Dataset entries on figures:
- - -
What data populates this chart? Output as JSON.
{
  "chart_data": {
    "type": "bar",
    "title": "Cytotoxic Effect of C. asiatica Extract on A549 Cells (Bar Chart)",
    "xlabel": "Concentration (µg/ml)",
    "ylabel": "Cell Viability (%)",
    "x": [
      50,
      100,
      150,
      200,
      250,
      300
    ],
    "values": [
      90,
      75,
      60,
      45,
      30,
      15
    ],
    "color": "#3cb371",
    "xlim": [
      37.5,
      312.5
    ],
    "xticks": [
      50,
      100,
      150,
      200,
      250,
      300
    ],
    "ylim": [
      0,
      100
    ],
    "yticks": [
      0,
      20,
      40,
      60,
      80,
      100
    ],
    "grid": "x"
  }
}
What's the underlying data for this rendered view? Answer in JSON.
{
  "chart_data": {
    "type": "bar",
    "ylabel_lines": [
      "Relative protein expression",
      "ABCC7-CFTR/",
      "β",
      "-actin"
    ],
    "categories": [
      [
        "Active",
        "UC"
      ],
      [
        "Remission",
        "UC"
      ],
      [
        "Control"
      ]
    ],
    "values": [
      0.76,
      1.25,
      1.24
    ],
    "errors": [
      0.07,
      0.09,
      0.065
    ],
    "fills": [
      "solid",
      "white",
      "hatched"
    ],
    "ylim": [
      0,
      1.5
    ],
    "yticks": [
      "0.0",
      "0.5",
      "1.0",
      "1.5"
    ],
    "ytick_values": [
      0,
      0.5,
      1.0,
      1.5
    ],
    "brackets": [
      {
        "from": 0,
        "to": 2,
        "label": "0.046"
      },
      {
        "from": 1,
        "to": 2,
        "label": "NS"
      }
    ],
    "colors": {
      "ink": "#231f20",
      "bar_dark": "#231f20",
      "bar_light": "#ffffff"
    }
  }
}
- - -
Your assignment: Write the entries out once more, exactly as they were given.

Response to this task:
What data populates this chart? Output as JSON.
{
  "chart_data": {
    "type": "bar",
    "title": "Cytotoxic Effect of C. asiatica Extract on A549 Cells (Bar Chart)",
    "xlabel": "Concentration (µg/ml)",
    "ylabel": "Cell Viability (%)",
    "x": [
      50,
      100,
      150,
      200,
      250,
      300
    ],
    "values": [
      90,
      75,
      60,
      45,
      30,
      15
    ],
    "color": "#3cb371",
    "xlim": [
      37.5,
      312.5
    ],
    "xticks": [
      50,
      100,
      150,
      200,
      250,
      300
    ],
    "ylim": [
      0,
      100
    ],
    "yticks": [
      0,
      20,
      40,
      60,
      80,
      100
    ],
    "grid": "x"
  }
}
What's the underlying data for this rendered view? Answer in JSON.
{
  "chart_data": {
    "type": "bar",
    "ylabel_lines": [
      "Relative protein expression",
      "ABCC7-CFTR/",
      "β",
      "-actin"
    ],
    "categories": [
      [
        "Active",
        "UC"
      ],
      [
        "Remission",
        "UC"
      ],
      [
        "Control"
      ]
    ],
    "values": [
      0.76,
      1.25,
      1.24
    ],
    "errors": [
      0.07,
      0.09,
      0.065
    ],
    "fills": [
      "solid",
      "white",
      "hatched"
    ],
    "ylim": [
      0,
      1.5
    ],
    "yticks": [
      "0.0",
      "0.5",
      "1.0",
      "1.5"
    ],
    "ytick_values": [
      0,
      0.5,
      1.0,
      1.5
    ],
    "brackets": [
      {
        "from": 0,
        "to": 2,
        "label": "0.046"
      },
      {
        "from": 1,
        "to": 2,
        "label": "NS"
      }
    ],
    "colors": {
      "ink": "#231f20",
      "bar_dark": "#231f20",
      "bar_light": "#ffffff"
    }
  }
}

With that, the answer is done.